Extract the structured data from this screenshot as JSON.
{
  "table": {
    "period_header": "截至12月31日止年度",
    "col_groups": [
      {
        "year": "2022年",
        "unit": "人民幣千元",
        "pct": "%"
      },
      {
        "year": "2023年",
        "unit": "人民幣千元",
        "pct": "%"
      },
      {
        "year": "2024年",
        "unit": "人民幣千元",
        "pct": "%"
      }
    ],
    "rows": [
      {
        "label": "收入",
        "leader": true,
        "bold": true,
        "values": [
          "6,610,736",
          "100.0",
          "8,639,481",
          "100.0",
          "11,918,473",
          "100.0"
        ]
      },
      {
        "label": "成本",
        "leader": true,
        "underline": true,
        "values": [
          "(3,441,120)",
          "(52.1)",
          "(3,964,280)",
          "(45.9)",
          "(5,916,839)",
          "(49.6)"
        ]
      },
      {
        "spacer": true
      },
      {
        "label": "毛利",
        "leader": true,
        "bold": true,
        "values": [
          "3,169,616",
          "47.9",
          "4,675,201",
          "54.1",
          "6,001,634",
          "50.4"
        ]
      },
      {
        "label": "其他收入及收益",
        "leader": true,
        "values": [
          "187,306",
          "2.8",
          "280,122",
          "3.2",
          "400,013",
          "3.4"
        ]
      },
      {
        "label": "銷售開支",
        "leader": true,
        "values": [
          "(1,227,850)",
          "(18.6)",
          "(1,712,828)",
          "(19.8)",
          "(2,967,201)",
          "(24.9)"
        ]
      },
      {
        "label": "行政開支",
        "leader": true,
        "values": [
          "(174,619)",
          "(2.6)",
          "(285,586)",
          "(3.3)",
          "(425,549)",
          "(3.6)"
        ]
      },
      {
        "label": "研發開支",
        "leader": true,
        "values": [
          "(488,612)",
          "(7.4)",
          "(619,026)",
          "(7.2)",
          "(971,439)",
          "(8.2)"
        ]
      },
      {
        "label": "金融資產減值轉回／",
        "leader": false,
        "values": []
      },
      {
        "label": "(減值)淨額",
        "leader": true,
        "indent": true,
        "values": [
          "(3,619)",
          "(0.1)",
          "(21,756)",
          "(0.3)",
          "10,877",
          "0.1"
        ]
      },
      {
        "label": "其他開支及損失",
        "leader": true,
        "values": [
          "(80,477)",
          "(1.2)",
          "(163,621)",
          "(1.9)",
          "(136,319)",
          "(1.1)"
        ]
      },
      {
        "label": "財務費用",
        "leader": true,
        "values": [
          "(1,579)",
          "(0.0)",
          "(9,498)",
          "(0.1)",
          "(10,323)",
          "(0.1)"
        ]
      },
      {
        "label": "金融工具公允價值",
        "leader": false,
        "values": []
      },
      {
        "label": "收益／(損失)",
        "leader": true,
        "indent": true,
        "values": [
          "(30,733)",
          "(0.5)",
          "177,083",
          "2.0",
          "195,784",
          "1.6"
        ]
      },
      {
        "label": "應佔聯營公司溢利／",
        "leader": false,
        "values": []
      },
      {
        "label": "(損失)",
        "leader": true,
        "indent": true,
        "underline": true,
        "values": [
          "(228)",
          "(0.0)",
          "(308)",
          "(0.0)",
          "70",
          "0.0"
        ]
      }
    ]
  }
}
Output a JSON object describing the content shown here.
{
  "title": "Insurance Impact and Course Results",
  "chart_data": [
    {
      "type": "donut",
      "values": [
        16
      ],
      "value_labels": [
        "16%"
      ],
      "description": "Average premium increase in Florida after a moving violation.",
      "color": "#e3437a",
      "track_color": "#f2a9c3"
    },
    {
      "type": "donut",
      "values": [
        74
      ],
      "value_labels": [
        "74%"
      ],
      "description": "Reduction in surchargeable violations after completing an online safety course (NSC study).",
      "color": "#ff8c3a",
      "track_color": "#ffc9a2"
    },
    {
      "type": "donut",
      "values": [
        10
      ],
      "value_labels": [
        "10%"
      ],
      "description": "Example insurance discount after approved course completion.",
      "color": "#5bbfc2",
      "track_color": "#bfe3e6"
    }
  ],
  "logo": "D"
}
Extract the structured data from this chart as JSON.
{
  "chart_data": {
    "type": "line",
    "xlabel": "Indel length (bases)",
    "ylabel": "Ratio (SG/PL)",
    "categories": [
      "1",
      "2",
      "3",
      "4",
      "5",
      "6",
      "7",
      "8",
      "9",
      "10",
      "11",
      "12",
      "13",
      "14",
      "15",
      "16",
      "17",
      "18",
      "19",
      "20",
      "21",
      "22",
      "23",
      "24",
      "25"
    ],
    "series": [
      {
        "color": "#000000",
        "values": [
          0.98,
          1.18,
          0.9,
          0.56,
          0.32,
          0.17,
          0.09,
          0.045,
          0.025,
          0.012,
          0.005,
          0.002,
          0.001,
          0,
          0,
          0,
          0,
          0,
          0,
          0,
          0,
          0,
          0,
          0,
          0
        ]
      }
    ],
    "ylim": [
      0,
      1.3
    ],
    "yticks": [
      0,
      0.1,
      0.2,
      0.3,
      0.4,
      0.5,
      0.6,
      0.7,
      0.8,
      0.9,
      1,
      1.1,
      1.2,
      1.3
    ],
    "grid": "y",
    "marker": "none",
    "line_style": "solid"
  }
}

The request:
Select, from the listing, all lines that include the word "structured".

Task response:
Extract the structured data from this screenshot as JSON.
Extract the structured data from this chart as JSON.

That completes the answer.